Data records
%%

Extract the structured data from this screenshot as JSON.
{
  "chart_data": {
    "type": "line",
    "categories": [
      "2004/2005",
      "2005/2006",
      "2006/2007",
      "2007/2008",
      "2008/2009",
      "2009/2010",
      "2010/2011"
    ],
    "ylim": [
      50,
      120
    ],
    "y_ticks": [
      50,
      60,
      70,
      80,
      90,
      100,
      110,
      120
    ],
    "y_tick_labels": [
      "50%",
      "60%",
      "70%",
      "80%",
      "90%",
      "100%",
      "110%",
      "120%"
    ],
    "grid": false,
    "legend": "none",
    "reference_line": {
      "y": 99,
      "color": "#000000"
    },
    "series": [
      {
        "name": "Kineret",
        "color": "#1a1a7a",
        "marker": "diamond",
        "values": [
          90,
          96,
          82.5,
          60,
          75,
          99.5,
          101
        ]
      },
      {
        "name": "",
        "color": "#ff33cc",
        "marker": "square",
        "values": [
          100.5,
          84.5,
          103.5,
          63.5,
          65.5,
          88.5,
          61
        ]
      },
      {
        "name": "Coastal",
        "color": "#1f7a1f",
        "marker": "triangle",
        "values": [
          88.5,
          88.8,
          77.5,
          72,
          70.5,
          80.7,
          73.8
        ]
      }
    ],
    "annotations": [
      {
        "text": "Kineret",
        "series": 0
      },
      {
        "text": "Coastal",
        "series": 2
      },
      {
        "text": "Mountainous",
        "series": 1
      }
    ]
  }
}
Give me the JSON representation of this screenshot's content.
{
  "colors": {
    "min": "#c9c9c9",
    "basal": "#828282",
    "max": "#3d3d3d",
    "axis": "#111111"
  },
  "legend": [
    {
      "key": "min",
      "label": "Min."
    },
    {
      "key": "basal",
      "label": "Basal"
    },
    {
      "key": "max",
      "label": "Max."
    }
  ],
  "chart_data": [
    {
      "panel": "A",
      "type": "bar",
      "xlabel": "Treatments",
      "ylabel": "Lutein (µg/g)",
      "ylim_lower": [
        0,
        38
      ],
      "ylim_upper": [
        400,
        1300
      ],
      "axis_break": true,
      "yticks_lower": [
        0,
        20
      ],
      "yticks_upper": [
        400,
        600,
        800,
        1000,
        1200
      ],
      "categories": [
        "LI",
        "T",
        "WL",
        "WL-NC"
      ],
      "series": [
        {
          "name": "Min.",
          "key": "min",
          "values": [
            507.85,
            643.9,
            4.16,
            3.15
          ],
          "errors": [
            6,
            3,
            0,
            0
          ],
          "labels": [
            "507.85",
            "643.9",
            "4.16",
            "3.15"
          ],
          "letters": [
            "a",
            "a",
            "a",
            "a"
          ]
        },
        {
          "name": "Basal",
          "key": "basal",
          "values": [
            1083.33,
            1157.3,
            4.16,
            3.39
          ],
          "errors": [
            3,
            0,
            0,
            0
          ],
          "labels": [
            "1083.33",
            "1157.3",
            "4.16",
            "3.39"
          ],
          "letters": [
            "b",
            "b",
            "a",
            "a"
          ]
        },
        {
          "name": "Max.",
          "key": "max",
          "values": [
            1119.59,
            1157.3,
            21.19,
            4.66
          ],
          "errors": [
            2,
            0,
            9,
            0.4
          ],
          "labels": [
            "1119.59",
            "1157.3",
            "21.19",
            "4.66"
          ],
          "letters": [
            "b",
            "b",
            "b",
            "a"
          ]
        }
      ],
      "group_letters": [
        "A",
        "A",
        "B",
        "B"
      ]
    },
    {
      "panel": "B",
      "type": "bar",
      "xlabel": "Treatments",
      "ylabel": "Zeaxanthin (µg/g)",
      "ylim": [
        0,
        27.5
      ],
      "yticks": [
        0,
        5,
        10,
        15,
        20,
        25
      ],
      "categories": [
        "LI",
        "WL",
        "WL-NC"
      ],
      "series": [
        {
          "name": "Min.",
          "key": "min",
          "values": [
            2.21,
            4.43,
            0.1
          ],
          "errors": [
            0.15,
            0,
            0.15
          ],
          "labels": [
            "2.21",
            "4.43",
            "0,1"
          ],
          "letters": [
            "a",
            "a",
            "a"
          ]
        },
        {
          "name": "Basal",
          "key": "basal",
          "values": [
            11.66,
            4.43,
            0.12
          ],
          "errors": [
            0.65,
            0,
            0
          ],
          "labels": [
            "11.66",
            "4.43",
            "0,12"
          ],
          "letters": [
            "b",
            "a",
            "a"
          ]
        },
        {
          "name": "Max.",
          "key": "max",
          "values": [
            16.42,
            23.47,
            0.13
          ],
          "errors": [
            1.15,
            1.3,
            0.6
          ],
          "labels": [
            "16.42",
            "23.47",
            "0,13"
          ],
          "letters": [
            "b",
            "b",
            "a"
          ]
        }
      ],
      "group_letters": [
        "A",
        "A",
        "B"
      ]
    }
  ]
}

%%

Among the lines of the material above, how many include the string "marker"? Report only that number.

3